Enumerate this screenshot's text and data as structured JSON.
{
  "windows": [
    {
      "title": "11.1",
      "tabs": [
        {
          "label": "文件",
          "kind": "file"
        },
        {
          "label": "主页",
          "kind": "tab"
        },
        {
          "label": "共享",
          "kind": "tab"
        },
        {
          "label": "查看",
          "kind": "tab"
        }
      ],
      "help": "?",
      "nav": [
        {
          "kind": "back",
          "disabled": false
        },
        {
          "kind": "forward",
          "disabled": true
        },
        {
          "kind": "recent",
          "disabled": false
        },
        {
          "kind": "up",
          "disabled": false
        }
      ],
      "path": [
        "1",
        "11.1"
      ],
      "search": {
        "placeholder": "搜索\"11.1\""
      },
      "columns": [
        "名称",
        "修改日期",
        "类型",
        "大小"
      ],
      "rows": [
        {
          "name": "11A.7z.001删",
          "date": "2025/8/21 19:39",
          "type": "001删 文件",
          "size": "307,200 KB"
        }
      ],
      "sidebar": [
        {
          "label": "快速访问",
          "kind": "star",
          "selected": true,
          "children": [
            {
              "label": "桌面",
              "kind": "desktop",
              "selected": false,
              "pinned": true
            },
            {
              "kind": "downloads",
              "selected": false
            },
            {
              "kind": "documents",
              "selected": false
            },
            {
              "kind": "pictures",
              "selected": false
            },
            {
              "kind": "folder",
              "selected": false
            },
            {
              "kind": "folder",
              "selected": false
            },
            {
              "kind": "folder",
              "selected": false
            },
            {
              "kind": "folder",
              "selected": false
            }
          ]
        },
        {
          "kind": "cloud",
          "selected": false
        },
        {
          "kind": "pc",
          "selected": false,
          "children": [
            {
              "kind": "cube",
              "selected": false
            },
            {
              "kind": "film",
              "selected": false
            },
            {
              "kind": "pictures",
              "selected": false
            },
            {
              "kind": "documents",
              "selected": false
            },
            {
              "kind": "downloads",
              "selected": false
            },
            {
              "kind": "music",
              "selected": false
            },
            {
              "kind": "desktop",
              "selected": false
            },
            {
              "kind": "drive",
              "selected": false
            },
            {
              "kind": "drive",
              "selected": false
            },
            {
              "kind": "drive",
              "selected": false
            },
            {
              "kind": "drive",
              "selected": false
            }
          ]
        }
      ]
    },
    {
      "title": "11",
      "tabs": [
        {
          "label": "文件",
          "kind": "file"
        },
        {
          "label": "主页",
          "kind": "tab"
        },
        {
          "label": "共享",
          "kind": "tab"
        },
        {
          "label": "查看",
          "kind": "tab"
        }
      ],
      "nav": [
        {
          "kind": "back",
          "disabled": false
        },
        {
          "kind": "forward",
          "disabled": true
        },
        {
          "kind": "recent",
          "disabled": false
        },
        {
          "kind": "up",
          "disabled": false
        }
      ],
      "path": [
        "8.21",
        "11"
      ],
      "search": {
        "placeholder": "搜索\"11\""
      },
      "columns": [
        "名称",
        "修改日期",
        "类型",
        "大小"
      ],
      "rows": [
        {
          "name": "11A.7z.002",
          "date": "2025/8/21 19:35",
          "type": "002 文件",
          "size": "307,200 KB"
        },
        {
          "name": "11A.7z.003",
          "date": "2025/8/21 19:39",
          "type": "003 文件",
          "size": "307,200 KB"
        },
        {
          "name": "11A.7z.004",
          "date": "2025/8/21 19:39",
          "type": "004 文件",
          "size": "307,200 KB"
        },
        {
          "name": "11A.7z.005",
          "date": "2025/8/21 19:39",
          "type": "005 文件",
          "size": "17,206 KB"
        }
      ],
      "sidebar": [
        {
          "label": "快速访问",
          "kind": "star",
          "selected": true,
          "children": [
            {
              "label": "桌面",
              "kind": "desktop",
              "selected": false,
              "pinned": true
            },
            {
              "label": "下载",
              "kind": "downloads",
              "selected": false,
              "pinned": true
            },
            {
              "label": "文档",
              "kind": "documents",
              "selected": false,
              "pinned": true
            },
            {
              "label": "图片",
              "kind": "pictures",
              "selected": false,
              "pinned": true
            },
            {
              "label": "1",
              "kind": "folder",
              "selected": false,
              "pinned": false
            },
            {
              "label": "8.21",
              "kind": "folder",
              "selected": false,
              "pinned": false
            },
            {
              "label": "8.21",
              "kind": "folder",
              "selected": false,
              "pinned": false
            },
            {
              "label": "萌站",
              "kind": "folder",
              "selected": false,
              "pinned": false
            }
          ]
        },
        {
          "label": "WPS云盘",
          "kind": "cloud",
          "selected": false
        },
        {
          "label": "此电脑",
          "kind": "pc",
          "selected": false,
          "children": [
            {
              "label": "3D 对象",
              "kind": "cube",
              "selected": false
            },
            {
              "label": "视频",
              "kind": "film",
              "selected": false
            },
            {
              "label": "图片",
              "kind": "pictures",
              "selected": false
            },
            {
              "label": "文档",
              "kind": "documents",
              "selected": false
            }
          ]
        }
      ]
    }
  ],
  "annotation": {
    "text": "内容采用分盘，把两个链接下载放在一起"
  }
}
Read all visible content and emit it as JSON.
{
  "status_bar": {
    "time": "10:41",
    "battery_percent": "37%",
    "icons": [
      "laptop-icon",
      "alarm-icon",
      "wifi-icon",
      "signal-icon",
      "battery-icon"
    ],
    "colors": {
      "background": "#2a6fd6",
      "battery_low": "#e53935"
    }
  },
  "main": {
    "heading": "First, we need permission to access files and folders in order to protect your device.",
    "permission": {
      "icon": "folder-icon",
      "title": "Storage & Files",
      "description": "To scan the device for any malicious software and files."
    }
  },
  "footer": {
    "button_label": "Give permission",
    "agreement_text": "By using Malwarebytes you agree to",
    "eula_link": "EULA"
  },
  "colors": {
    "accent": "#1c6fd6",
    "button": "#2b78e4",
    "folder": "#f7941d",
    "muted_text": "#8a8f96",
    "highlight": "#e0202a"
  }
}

■ TO DO
Transcribe all entries exactly as they are given.

■ RIGHT ANSWER
Enumerate this screenshot's text and data as structured JSON.
{
  "windows": [
    {
      "title": "11.1",
      "tabs": [
        {
          "label": "文件",
          "kind": "file"
        },
        {
          "label": "主页",
          "kind": "tab"
        },
        {
          "label": "共享",
          "kind": "tab"
        },
        {
          "label": "查看",
          "kind": "tab"
        }
      ],
      "help": "?",
      "nav": [
        {
          "kind": "back",
          "disabled": false
        },
        {
          "kind": "forward",
          "disabled": true
        },
        {
          "kind": "recent",
          "disabled": false
        },
        {
          "kind": "up",
          "disabled": false
        }
      ],
      "path": [
        "1",
        "11.1"
      ],
      "search": {
        "placeholder": "搜索\"11.1\""
      },
      "columns": [
        "名称",
        "修改日期",
        "类型",
        "大小"
      ],
      "rows": [
        {
          "name": "11A.7z.001删",
          "date": "2025/8/21 19:39",
          "type": "001删 文件",
          "size": "307,200 KB"
        }
      ],
      "sidebar": [
        {
          "label": "快速访问",
          "kind": "star",
          "selected": true,
          "children": [
            {
              "label": "桌面",
              "kind": "desktop",
              "selected": false,
              "pinned": true
            },
            {
              "kind": "downloads",
              "selected": false
            },
            {
              "kind": "documents",
              "selected": false
            },
            {
              "kind": "pictures",
              "selected": false
            },
            {
              "kind": "folder",
              "selected": false
            },
            {
              "kind": "folder",
              "selected": false
            },
            {
              "kind": "folder",
              "selected": false
            },
            {
              "kind": "folder",
              "selected": false
            }
          ]
        },
        {
          "kind": "cloud",
          "selected": false
        },
        {
          "kind": "pc",
          "selected": false,
          "children": [
            {
              "kind": "cube",
              "selected": false
            },
            {
              "kind": "film",
              "selected": false
            },
            {
              "kind": "pictures",
              "selected": false
            },
            {
              "kind": "documents",
              "selected": false
            },
            {
              "kind": "downloads",
              "selected": false
            },
            {
              "kind": "music",
              "selected": false
            },
            {
              "kind": "desktop",
              "selected": false
            },
            {
              "kind": "drive",
              "selected": false
            },
            {
              "kind": "drive",
              "selected": false
            },
            {
              "kind": "drive",
              "selected": false
            },
            {
              "kind": "drive",
              "selected": false
            }
          ]
        }
      ]
    },
    {
      "title": "11",
      "tabs": [
        {
          "label": "文件",
          "kind": "file"
        },
        {
          "label": "主页",
          "kind": "tab"
        },
        {
          "label": "共享",
          "kind": "tab"
        },
        {
          "label": "查看",
          "kind": "tab"
        }
      ],
      "nav": [
        {
          "kind": "back",
          "disabled": false
        },
        {
          "kind": "forward",
          "disabled": true
        },
        {
          "kind": "recent",
          "disabled": false
        },
        {
          "kind": "up",
          "disabled": false
        }
      ],
      "path": [
        "8.21",
        "11"
      ],
      "search": {
        "placeholder": "搜索\"11\""
      },
      "columns": [
        "名称",
        "修改日期",
        "类型",
        "大小"
      ],
      "rows": [
        {
          "name": "11A.7z.002",
          "date": "2025/8/21 19:35",
          "type": "002 文件",
          "size": "307,200 KB"
        },
        {
          "name": "11A.7z.003",
          "date": "2025/8/21 19:39",
          "type": "003 文件",
          "size": "307,200 KB"
        },
        {
          "name": "11A.7z.004",
          "date": "2025/8/21 19:39",
          "type": "004 文件",
          "size": "307,200 KB"
        },
        {
          "name": "11A.7z.005",
          "date": "2025/8/21 19:39",
          "type": "005 文件",
          "size": "17,206 KB"
        }
      ],
      "sidebar": [
        {
          "label": "快速访问",
          "kind": "star",
          "selected": true,
          "children": [
            {
              "label": "桌面",
              "kind": "desktop",
              "selected": false,
              "pinned": true
            },
            {
              "label": "下载",
              "kind": "downloads",
              "selected": false,
              "pinned": true
            },
            {
              "label": "文档",
              "kind": "documents",
              "selected": false,
              "pinned": true
            },
            {
              "label": "图片",
              "kind": "pictures",
              "selected": false,
              "pinned": true
            },
            {
              "label": "1",
              "kind": "folder",
              "selected": false,
              "pinned": false
            },
            {
              "label": "8.21",
              "kind": "folder",
              "selected": false,
              "pinned": false
            },
            {
              "label": "8.21",
              "kind": "folder",
              "selected": false,
              "pinned": false
            },
            {
              "label": "萌站",
              "kind": "folder",
              "selected": false,
              "pinned": false
            }
          ]
        },
        {
          "label": "WPS云盘",
          "kind": "cloud",
          "selected": false
        },
        {
          "label": "此电脑",
          "kind": "pc",
          "selected": false,
          "children": [
            {
              "label": "3D 对象",
              "kind": "cube",
              "selected": false
            },
            {
              "label": "视频",
              "kind": "film",
              "selected": false
            },
            {
              "label": "图片",
              "kind": "pictures",
              "selected": false
            },
            {
              "label": "文档",
              "kind": "documents",
              "selected": false
            }
          ]
        }
      ]
    }
  ],
  "annotation": {
    "text": "内容采用分盘，把两个链接下载放在一起"
  }
}
Read all visible content and emit it as JSON.
{
  "status_bar": {
    "time": "10:41",
    "battery_percent": "37%",
    "icons": [
      "laptop-icon",
      "alarm-icon",
      "wifi-icon",
      "signal-icon",
      "battery-icon"
    ],
    "colors": {
      "background": "#2a6fd6",
      "battery_low": "#e53935"
    }
  },
  "main": {
    "heading": "First, we need permission to access files and folders in order to protect your device.",
    "permission": {
      "icon": "folder-icon",
      "title": "Storage & Files",
      "description": "To scan the device for any malicious software and files."
    }
  },
  "footer": {
    "button_label": "Give permission",
    "agreement_text": "By using Malwarebytes you agree to",
    "eula_link": "EULA"
  },
  "colors": {
    "accent": "#1c6fd6",
    "button": "#2b78e4",
    "folder": "#f7941d",
    "muted_text": "#8a8f96",
    "highlight": "#e0202a"
  }
}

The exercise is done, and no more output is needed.